- **Instructions for the task**
Please give the entries again in full and exactly, without any picture.

>>>

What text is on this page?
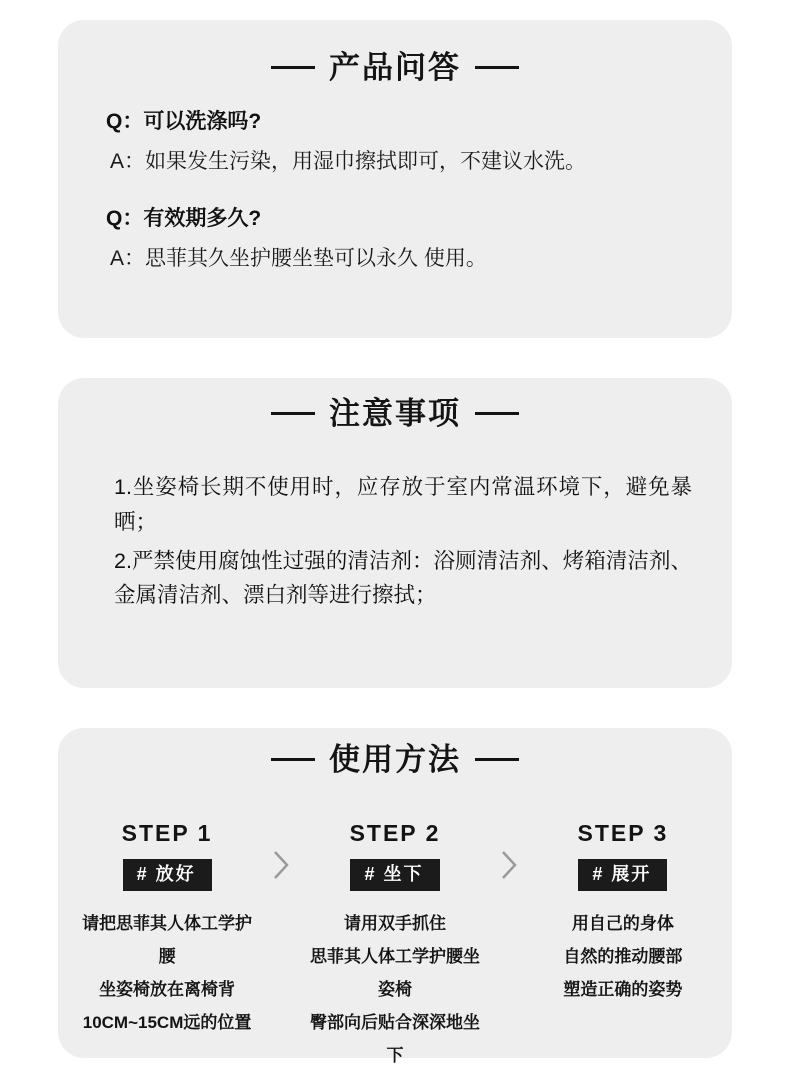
产品问答

Q：可以洗涤吗?

A：如果发生污染，用湿巾擦拭即可，不建议水洗。

Q：有效期多久?

A：思菲其久坐护腰坐垫可以永久 使用。

注意事项

1.坐姿椅长期不使用时，应存放于室内常温环境下，避免暴晒；

2.严禁使用腐蚀性过强的清洁剂：浴厕清洁剂、烤箱清洁剂、金属清洁剂、漂白剂等进行擦拭；

使用方法
STEP 1
# 放好
请把思菲其人体工学护腰
坐姿椅放在离椅背
10CM~15CM远的位置
STEP 2
# 坐下
请用双手抓住
思菲其人体工学护腰坐姿椅
臀部向后贴合深深地坐下
STEP 3
# 展开
用自己的身体
自然的推动腰部
塑造正确的姿势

<<<

- **Exercise response**
What text is on this page?
产品问答

Q：可以洗涤吗?

A：如果发生污染，用湿巾擦拭即可，不建议水洗。

Q：有效期多久?

A：思菲其久坐护腰坐垫可以永久 使用。

注意事项

1.坐姿椅长期不使用时，应存放于室内常温环境下，避免暴晒；

2.严禁使用腐蚀性过强的清洁剂：浴厕清洁剂、烤箱清洁剂、金属清洁剂、漂白剂等进行擦拭；

使用方法
STEP 1
# 放好
请把思菲其人体工学护腰
坐姿椅放在离椅背
10CM~15CM远的位置
STEP 2
# 坐下
请用双手抓住
思菲其人体工学护腰坐姿椅
臀部向后贴合深深地坐下
STEP 3
# 展开
用自己的身体
自然的推动腰部
塑造正确的姿势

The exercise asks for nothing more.